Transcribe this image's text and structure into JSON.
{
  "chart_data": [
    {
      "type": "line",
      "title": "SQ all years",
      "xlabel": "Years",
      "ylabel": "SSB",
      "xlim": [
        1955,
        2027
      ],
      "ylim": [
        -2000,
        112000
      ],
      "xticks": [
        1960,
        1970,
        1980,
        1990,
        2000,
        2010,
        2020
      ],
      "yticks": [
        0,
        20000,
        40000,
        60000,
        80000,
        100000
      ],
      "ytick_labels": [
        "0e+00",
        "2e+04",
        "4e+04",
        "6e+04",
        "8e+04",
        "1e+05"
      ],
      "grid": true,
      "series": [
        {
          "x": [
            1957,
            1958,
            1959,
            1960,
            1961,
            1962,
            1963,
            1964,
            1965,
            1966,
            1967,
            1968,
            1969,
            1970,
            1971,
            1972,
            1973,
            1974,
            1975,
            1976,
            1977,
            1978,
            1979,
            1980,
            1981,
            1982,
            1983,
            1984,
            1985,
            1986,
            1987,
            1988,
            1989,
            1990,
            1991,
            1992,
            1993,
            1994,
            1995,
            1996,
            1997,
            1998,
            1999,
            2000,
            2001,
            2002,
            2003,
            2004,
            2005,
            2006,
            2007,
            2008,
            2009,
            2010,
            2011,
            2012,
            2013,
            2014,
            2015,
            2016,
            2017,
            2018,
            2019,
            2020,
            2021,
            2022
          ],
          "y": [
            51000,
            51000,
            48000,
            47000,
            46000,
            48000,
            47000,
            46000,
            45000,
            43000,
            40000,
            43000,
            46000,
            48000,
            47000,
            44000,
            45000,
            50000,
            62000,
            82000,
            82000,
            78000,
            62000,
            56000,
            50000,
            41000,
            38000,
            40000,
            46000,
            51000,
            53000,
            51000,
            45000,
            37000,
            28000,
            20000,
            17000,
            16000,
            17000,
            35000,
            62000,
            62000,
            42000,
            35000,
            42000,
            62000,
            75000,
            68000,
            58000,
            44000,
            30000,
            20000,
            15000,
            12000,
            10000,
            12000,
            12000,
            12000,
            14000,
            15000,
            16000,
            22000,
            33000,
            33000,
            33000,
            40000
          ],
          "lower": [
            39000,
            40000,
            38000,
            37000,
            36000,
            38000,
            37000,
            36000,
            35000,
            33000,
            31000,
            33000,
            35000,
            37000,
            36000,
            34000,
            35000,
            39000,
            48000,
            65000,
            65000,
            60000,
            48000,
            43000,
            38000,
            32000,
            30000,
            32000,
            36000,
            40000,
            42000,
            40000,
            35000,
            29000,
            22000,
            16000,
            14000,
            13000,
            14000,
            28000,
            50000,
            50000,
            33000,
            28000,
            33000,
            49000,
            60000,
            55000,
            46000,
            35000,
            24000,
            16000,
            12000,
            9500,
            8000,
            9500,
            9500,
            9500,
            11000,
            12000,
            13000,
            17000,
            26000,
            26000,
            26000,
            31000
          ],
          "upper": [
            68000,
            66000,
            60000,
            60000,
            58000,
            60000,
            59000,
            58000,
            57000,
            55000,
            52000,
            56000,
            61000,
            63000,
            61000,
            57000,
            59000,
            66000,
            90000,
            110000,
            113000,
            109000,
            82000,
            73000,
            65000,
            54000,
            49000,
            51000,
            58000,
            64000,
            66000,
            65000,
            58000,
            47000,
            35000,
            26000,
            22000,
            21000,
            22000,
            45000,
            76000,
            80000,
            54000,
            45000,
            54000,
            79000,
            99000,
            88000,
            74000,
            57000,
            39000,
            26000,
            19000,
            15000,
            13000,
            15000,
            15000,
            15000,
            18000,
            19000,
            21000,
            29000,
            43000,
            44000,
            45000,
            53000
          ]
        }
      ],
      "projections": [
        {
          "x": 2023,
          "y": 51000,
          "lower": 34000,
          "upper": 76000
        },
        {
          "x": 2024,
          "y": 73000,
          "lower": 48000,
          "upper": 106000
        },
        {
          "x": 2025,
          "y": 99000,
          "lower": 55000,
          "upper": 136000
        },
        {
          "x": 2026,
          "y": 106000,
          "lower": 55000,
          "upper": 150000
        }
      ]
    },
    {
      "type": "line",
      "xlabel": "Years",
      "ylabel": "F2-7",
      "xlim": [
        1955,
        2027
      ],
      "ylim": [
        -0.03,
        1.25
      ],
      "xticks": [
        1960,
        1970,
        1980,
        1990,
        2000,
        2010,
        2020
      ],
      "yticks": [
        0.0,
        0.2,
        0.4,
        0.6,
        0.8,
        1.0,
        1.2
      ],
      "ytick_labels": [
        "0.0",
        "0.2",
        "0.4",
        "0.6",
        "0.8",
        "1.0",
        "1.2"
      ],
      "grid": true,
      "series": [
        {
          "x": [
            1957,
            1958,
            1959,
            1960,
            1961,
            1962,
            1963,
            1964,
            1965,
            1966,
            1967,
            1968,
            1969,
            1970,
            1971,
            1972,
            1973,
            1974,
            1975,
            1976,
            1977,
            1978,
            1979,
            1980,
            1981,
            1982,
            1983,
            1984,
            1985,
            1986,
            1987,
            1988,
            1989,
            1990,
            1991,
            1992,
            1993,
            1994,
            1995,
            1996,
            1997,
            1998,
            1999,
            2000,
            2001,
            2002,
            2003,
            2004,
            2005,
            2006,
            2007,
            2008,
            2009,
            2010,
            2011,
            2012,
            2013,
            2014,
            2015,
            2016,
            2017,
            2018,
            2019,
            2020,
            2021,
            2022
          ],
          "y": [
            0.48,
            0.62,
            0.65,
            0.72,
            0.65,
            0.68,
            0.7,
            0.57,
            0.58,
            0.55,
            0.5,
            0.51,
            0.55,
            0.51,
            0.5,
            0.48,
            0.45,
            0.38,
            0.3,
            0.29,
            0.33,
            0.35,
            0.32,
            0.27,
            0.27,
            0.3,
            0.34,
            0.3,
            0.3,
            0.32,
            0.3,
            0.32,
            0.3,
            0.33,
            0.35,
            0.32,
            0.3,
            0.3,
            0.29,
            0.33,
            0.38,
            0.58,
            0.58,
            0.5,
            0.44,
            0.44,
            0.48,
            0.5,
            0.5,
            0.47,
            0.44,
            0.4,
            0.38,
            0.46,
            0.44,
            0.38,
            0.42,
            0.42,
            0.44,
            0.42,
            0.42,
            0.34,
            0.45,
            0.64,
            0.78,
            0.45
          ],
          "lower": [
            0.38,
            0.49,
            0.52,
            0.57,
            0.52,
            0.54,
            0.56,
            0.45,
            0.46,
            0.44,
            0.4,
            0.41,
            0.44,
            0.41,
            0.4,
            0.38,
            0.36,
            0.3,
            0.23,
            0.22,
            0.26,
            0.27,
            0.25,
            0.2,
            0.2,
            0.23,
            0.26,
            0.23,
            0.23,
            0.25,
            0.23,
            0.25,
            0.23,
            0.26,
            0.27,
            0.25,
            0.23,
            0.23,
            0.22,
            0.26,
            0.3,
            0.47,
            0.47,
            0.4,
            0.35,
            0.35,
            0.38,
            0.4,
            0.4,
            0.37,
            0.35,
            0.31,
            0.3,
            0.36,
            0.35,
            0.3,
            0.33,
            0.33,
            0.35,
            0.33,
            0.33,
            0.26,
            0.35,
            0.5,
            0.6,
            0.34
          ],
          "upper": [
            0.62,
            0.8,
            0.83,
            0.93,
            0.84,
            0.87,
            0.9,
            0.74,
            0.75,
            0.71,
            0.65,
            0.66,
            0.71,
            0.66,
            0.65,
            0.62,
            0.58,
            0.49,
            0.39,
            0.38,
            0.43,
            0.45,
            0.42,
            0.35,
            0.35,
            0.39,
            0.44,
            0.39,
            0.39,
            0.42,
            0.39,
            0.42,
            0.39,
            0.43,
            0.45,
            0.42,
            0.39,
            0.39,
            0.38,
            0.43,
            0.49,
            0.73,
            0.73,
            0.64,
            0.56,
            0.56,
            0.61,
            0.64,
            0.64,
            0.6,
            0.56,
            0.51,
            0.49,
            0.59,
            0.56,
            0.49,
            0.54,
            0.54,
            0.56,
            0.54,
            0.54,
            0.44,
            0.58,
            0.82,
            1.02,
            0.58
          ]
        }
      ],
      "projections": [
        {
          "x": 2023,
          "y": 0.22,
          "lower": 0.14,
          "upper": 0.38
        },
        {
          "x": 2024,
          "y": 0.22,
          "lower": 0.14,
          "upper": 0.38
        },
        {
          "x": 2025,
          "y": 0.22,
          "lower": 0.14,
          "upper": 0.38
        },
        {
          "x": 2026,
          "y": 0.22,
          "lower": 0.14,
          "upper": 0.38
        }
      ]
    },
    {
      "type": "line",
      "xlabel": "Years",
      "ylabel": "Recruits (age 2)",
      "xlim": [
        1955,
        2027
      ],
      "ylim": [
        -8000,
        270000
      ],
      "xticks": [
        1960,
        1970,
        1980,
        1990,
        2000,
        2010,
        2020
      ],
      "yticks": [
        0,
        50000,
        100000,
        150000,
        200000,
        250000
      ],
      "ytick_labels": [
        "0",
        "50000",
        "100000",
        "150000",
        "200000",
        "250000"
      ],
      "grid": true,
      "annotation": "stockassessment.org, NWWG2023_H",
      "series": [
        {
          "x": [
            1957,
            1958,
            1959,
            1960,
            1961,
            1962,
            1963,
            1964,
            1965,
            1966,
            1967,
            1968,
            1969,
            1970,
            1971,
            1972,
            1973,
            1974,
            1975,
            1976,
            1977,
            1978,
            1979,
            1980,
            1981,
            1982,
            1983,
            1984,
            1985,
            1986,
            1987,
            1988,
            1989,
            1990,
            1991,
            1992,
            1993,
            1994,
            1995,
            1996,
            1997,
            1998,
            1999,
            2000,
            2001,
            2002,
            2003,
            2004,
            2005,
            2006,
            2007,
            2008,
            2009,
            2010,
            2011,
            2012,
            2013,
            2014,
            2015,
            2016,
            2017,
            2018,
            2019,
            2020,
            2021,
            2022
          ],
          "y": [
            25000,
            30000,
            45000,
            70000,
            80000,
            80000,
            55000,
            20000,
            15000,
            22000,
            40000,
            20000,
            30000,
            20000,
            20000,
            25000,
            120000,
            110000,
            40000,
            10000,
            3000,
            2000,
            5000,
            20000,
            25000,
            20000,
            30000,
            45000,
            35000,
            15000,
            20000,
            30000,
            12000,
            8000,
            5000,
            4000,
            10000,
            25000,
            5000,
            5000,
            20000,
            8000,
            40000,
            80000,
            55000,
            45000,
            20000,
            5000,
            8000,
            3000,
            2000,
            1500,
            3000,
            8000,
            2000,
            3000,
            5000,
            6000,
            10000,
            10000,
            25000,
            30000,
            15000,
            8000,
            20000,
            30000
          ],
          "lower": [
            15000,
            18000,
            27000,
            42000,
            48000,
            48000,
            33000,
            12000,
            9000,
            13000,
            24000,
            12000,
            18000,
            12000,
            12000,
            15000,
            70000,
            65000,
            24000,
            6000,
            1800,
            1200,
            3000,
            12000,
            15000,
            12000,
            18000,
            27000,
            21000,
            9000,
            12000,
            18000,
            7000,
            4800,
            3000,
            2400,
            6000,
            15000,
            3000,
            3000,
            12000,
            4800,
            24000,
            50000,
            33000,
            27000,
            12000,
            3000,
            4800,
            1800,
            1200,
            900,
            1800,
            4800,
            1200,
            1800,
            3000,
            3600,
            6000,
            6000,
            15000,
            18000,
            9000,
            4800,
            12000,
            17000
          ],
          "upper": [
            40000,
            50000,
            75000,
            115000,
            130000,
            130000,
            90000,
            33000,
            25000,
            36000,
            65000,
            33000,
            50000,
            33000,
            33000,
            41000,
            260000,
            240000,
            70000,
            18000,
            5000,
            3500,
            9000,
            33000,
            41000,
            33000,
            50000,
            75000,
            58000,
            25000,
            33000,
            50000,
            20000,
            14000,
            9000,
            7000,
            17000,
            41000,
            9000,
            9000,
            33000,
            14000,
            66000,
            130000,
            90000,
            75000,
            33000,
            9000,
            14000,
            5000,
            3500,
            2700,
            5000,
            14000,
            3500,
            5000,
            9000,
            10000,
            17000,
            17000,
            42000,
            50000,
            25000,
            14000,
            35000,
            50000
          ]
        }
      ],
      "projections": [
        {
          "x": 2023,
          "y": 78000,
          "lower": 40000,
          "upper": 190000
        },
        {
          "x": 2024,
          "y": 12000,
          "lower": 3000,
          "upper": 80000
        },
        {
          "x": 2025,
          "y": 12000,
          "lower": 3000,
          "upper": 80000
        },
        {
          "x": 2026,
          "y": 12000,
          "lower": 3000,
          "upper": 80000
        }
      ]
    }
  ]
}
--*--
> Task to carry out:
Collect the lines that hold "ylabel".

> Answer to the task:
      "ylabel": "SSB",
      "ylabel": "F2-7",
      "ylabel": "Recruits (age 2)",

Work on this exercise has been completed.